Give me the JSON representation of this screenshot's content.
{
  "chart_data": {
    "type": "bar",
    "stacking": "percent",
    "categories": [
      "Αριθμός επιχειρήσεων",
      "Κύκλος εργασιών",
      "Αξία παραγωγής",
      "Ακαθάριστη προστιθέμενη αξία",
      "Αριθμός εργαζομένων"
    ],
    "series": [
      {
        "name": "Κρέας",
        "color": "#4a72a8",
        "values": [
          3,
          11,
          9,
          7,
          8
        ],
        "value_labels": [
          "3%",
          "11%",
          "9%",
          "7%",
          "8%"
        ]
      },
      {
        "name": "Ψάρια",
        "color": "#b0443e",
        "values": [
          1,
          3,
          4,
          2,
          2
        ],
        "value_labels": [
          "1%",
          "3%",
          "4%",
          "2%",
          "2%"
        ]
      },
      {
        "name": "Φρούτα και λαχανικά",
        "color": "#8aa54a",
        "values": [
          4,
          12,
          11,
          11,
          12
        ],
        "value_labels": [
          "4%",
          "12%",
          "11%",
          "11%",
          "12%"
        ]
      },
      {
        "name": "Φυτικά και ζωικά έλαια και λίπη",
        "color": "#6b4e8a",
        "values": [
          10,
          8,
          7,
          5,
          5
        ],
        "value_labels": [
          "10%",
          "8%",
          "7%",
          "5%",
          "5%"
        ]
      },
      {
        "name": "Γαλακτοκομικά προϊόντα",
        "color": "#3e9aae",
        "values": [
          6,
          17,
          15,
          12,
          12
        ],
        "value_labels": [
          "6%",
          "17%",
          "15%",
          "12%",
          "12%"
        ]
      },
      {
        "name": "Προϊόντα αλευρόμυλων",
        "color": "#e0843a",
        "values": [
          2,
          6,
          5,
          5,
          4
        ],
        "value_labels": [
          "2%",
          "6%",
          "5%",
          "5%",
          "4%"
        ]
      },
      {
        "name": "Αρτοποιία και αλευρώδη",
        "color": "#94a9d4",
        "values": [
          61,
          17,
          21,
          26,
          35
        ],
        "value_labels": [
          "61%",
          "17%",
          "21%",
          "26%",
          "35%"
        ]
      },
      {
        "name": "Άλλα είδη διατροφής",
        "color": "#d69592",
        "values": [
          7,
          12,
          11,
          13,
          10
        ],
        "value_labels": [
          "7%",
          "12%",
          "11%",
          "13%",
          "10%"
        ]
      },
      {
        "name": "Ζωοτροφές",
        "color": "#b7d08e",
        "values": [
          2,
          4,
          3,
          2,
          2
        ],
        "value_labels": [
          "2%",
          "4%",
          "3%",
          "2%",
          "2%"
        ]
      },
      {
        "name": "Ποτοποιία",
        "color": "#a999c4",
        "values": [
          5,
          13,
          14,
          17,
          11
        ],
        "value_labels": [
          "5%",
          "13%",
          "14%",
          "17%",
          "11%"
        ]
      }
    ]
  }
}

┄┄┄┄┄┄┄┄┄┄┄┄┄┄┄┄┄┄┄┄

• **The request**
Copy every line in the entries above that has the string "name" in it.

• **Correct response**
        "name": "Κρέας",
        "name": "Ψάρια",
        "name": "Φρούτα και λαχανικά",
        "name": "Φυτικά και ζωικά έλαια και λίπη",
        "name": "Γαλακτοκομικά προϊόντα",
        "name": "Προϊόντα αλευρόμυλων",
        "name": "Αρτοποιία και αλευρώδη",
        "name": "Άλλα είδη διατροφής",
        "name": "Ζωοτροφές",
        "name": "Ποτοποιία",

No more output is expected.